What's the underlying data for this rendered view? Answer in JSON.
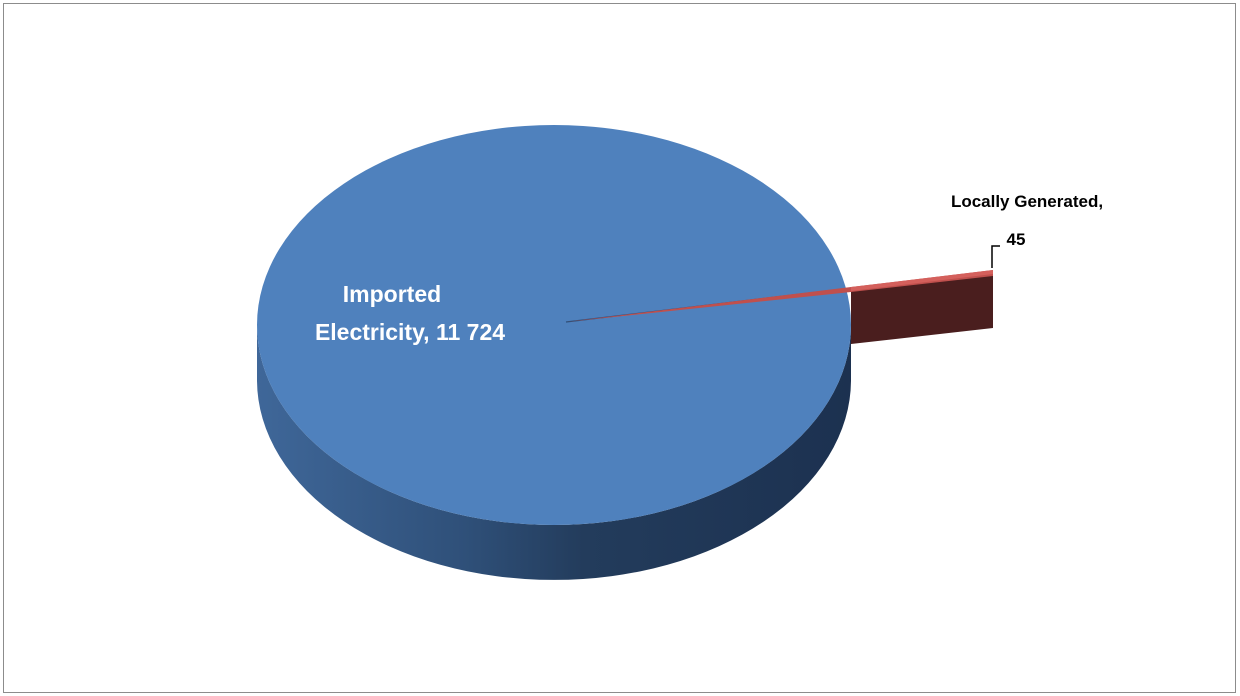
{
  "chart_data": {
    "type": "pie",
    "style": "3d-exploded",
    "title": "",
    "slices": [
      {
        "name": "Imported Electricity",
        "value": 11724,
        "label_line1": "Imported",
        "label_line2": "Electricity,  11 724",
        "color": "#4F81BD"
      },
      {
        "name": "Locally Generated",
        "value": 45,
        "label_line1": "Locally Generated,",
        "label_line2": "45",
        "color": "#C0504D"
      }
    ],
    "legend": "none"
  }
}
|---|
**Work to be completed**: Output the full set of records above without changing a word, and drop the images.

**Written reply**:
What's the underlying data for this rendered view? Answer in JSON.
{
  "chart_data": {
    "type": "pie",
    "style": "3d-exploded",
    "title": "",
    "slices": [
      {
        "name": "Imported Electricity",
        "value": 11724,
        "label_line1": "Imported",
        "label_line2": "Electricity,  11 724",
        "color": "#4F81BD"
      },
      {
        "name": "Locally Generated",
        "value": 45,
        "label_line1": "Locally Generated,",
        "label_line2": "45",
        "color": "#C0504D"
      }
    ],
    "legend": "none"
  }
}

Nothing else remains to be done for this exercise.